▶ **What the task asks**
Each entry below is to be extracted exactly.

(Part of a data file)
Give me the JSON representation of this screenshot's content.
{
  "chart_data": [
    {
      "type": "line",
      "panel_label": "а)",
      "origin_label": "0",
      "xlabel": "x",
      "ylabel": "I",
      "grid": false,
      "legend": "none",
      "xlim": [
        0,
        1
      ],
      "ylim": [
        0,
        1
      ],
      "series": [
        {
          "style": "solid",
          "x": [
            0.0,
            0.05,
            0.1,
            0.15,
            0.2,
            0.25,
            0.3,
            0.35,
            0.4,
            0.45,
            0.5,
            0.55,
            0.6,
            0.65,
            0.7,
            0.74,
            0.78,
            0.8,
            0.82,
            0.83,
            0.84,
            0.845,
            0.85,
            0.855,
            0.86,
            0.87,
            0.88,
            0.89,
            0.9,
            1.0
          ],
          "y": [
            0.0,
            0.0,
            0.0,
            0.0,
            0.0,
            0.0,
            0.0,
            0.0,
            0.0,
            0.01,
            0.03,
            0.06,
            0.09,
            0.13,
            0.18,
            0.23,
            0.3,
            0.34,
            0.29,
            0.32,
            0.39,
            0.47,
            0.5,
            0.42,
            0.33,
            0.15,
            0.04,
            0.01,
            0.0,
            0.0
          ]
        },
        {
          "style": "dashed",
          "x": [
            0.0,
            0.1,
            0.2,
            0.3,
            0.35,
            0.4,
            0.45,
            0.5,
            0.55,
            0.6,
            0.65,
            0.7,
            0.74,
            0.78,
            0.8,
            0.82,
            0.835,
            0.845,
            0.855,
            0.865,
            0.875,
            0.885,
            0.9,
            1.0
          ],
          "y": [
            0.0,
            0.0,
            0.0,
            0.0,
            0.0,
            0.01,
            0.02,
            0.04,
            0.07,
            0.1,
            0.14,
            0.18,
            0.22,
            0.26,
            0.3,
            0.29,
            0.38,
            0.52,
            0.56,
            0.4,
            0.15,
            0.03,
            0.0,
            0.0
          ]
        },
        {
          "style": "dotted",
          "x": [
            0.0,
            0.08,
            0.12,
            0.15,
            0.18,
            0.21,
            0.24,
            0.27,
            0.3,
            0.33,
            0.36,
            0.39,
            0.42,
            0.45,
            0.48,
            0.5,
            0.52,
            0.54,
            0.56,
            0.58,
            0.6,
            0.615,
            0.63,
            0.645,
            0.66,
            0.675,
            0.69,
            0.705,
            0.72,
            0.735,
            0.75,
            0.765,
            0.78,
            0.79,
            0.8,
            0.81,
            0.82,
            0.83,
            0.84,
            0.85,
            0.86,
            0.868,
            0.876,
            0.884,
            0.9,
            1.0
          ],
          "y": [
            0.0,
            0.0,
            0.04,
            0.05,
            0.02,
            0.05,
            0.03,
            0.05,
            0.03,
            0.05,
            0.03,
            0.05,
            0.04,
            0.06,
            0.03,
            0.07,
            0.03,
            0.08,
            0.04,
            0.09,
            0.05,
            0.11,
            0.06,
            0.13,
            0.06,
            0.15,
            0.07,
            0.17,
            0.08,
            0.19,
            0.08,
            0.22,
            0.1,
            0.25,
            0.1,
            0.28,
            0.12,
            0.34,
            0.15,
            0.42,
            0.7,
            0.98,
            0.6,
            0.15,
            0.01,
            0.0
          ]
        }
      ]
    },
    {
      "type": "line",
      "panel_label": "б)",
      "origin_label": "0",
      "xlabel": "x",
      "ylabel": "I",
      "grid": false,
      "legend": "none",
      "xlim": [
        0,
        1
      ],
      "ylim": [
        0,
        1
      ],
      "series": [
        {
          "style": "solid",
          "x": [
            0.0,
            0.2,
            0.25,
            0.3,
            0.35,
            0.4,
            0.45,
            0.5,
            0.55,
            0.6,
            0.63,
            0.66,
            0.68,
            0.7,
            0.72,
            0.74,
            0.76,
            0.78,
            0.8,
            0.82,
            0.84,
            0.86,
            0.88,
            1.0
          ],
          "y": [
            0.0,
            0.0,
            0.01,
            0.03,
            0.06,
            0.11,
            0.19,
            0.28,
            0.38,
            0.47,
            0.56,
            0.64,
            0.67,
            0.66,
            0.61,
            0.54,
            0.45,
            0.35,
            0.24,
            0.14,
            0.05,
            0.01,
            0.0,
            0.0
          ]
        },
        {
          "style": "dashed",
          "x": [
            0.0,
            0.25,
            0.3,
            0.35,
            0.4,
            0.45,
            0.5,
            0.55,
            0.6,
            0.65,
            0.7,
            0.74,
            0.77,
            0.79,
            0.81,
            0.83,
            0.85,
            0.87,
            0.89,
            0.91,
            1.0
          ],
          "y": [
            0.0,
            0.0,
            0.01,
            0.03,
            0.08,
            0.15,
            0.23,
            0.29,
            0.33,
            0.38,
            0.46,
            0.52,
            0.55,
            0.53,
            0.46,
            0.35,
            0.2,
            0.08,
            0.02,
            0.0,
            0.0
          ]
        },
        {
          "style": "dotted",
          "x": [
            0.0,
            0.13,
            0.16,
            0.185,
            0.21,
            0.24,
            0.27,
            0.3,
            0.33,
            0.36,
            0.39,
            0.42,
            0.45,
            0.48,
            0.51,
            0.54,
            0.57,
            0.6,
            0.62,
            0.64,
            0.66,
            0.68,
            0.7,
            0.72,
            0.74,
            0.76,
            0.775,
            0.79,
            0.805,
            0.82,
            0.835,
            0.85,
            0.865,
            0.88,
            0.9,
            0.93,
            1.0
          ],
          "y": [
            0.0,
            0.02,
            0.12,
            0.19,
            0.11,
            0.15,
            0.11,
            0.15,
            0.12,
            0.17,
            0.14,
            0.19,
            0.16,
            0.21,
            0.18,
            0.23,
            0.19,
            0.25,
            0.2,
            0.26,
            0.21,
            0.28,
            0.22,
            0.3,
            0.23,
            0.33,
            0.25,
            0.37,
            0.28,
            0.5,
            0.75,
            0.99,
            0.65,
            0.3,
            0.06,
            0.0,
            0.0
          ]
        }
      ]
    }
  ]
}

▶ **Correct response**
Give me the JSON representation of this screenshot's content.
{
  "chart_data": [
    {
      "type": "line",
      "panel_label": "а)",
      "origin_label": "0",
      "xlabel": "x",
      "ylabel": "I",
      "grid": false,
      "legend": "none",
      "xlim": [
        0,
        1
      ],
      "ylim": [
        0,
        1
      ],
      "series": [
        {
          "style": "solid",
          "x": [
            0.0,
            0.05,
            0.1,
            0.15,
            0.2,
            0.25,
            0.3,
            0.35,
            0.4,
            0.45,
            0.5,
            0.55,
            0.6,
            0.65,
            0.7,
            0.74,
            0.78,
            0.8,
            0.82,
            0.83,
            0.84,
            0.845,
            0.85,
            0.855,
            0.86,
            0.87,
            0.88,
            0.89,
            0.9,
            1.0
          ],
          "y": [
            0.0,
            0.0,
            0.0,
            0.0,
            0.0,
            0.0,
            0.0,
            0.0,
            0.0,
            0.01,
            0.03,
            0.06,
            0.09,
            0.13,
            0.18,
            0.23,
            0.3,
            0.34,
            0.29,
            0.32,
            0.39,
            0.47,
            0.5,
            0.42,
            0.33,
            0.15,
            0.04,
            0.01,
            0.0,
            0.0
          ]
        },
        {
          "style": "dashed",
          "x": [
            0.0,
            0.1,
            0.2,
            0.3,
            0.35,
            0.4,
            0.45,
            0.5,
            0.55,
            0.6,
            0.65,
            0.7,
            0.74,
            0.78,
            0.8,
            0.82,
            0.835,
            0.845,
            0.855,
            0.865,
            0.875,
            0.885,
            0.9,
            1.0
          ],
          "y": [
            0.0,
            0.0,
            0.0,
            0.0,
            0.0,
            0.01,
            0.02,
            0.04,
            0.07,
            0.1,
            0.14,
            0.18,
            0.22,
            0.26,
            0.3,
            0.29,
            0.38,
            0.52,
            0.56,
            0.4,
            0.15,
            0.03,
            0.0,
            0.0
          ]
        },
        {
          "style": "dotted",
          "x": [
            0.0,
            0.08,
            0.12,
            0.15,
            0.18,
            0.21,
            0.24,
            0.27,
            0.3,
            0.33,
            0.36,
            0.39,
            0.42,
            0.45,
            0.48,
            0.5,
            0.52,
            0.54,
            0.56,
            0.58,
            0.6,
            0.615,
            0.63,
            0.645,
            0.66,
            0.675,
            0.69,
            0.705,
            0.72,
            0.735,
            0.75,
            0.765,
            0.78,
            0.79,
            0.8,
            0.81,
            0.82,
            0.83,
            0.84,
            0.85,
            0.86,
            0.868,
            0.876,
            0.884,
            0.9,
            1.0
          ],
          "y": [
            0.0,
            0.0,
            0.04,
            0.05,
            0.02,
            0.05,
            0.03,
            0.05,
            0.03,
            0.05,
            0.03,
            0.05,
            0.04,
            0.06,
            0.03,
            0.07,
            0.03,
            0.08,
            0.04,
            0.09,
            0.05,
            0.11,
            0.06,
            0.13,
            0.06,
            0.15,
            0.07,
            0.17,
            0.08,
            0.19,
            0.08,
            0.22,
            0.1,
            0.25,
            0.1,
            0.28,
            0.12,
            0.34,
            0.15,
            0.42,
            0.7,
            0.98,
            0.6,
            0.15,
            0.01,
            0.0
          ]
        }
      ]
    },
    {
      "type": "line",
      "panel_label": "б)",
      "origin_label": "0",
      "xlabel": "x",
      "ylabel": "I",
      "grid": false,
      "legend": "none",
      "xlim": [
        0,
        1
      ],
      "ylim": [
        0,
        1
      ],
      "series": [
        {
          "style": "solid",
          "x": [
            0.0,
            0.2,
            0.25,
            0.3,
            0.35,
            0.4,
            0.45,
            0.5,
            0.55,
            0.6,
            0.63,
            0.66,
            0.68,
            0.7,
            0.72,
            0.74,
            0.76,
            0.78,
            0.8,
            0.82,
            0.84,
            0.86,
            0.88,
            1.0
          ],
          "y": [
            0.0,
            0.0,
            0.01,
            0.03,
            0.06,
            0.11,
            0.19,
            0.28,
            0.38,
            0.47,
            0.56,
            0.64,
            0.67,
            0.66,
            0.61,
            0.54,
            0.45,
            0.35,
            0.24,
            0.14,
            0.05,
            0.01,
            0.0,
            0.0
          ]
        },
        {
          "style": "dashed",
          "x": [
            0.0,
            0.25,
            0.3,
            0.35,
            0.4,
            0.45,
            0.5,
            0.55,
            0.6,
            0.65,
            0.7,
            0.74,
            0.77,
            0.79,
            0.81,
            0.83,
            0.85,
            0.87,
            0.89,
            0.91,
            1.0
          ],
          "y": [
            0.0,
            0.0,
            0.01,
            0.03,
            0.08,
            0.15,
            0.23,
            0.29,
            0.33,
            0.38,
            0.46,
            0.52,
            0.55,
            0.53,
            0.46,
            0.35,
            0.2,
            0.08,
            0.02,
            0.0,
            0.0
          ]
        },
        {
          "style": "dotted",
          "x": [
            0.0,
            0.13,
            0.16,
            0.185,
            0.21,
            0.24,
            0.27,
            0.3,
            0.33,
            0.36,
            0.39,
            0.42,
            0.45,
            0.48,
            0.51,
            0.54,
            0.57,
            0.6,
            0.62,
            0.64,
            0.66,
            0.68,
            0.7,
            0.72,
            0.74,
            0.76,
            0.775,
            0.79,
            0.805,
            0.82,
            0.835,
            0.85,
            0.865,
            0.88,
            0.9,
            0.93,
            1.0
          ],
          "y": [
            0.0,
            0.02,
            0.12,
            0.19,
            0.11,
            0.15,
            0.11,
            0.15,
            0.12,
            0.17,
            0.14,
            0.19,
            0.16,
            0.21,
            0.18,
            0.23,
            0.19,
            0.25,
            0.2,
            0.26,
            0.21,
            0.28,
            0.22,
            0.3,
            0.23,
            0.33,
            0.25,
            0.37,
            0.28,
            0.5,
            0.75,
            0.99,
            0.65,
            0.3,
            0.06,
            0.0,
            0.0
          ]
        }
      ]
    }
  ]
}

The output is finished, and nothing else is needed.